BEGIN RECORD LIST

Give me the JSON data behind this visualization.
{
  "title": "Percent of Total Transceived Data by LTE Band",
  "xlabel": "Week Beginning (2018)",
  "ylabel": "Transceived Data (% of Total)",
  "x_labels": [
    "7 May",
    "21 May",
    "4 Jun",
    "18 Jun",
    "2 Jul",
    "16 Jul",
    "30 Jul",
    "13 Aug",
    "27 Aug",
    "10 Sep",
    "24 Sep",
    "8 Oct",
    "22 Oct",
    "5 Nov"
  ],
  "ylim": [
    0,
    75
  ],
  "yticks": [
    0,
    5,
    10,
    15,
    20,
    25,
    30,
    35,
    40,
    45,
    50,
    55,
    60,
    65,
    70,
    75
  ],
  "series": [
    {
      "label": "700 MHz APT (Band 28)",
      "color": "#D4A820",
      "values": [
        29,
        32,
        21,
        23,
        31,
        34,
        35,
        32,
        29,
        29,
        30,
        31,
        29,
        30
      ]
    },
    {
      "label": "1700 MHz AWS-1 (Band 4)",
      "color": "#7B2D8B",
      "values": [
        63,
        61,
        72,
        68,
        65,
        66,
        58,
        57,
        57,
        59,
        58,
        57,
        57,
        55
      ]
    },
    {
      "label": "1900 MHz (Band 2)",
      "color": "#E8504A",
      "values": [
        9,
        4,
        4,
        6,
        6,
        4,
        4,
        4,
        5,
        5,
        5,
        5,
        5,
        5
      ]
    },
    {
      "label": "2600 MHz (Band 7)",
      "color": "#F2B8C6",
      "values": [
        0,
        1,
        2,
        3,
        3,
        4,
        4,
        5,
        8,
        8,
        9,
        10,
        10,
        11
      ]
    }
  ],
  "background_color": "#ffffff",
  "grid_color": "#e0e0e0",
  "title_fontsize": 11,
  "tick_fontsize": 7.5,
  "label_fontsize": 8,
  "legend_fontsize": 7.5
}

END RECORD LIST

#### GOAL
In the data above, how many lines contain the string "Band"? Answer with the number only.

#### CORRECT OUTPUT
5